▶ **DATASET EXTRACT**
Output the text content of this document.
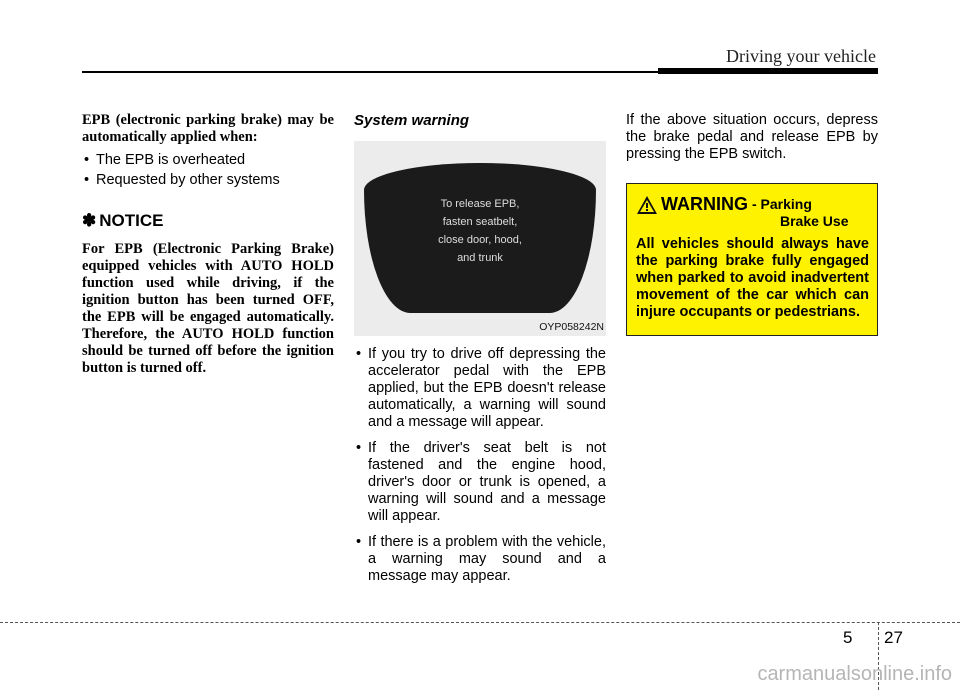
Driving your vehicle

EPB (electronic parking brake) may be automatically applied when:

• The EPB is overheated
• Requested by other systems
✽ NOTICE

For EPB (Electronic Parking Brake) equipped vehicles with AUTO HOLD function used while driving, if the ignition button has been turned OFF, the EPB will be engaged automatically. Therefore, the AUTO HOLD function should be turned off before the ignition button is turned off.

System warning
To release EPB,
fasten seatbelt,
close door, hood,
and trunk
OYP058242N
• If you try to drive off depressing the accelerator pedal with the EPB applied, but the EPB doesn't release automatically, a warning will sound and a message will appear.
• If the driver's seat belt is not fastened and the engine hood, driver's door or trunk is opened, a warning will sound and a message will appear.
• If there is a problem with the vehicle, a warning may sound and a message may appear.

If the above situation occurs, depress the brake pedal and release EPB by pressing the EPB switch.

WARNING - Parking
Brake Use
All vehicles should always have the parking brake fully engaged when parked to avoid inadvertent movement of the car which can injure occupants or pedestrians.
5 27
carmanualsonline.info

▶ **GIVEN INSTRUCTION**
Output the entries above exactly, without their pictures.

▶ **FULL SOLUTION**
Output the text content of this document.
Driving your vehicle

EPB (electronic parking brake) may be automatically applied when:

• The EPB is overheated
• Requested by other systems
✽ NOTICE

For EPB (Electronic Parking Brake) equipped vehicles with AUTO HOLD function used while driving, if the ignition button has been turned OFF, the EPB will be engaged automatically. Therefore, the AUTO HOLD function should be turned off before the ignition button is turned off.

System warning
To release EPB,
fasten seatbelt,
close door, hood,
and trunk
OYP058242N
• If you try to drive off depressing the accelerator pedal with the EPB applied, but the EPB doesn't release automatically, a warning will sound and a message will appear.
• If the driver's seat belt is not fastened and the engine hood, driver's door or trunk is opened, a warning will sound and a message will appear.
• If there is a problem with the vehicle, a warning may sound and a message may appear.

If the above situation occurs, depress the brake pedal and release EPB by pressing the EPB switch.

WARNING - Parking
Brake Use
All vehicles should always have the parking brake fully engaged when parked to avoid inadvertent movement of the car which can injure occupants or pedestrians.
5 27
carmanualsonline.info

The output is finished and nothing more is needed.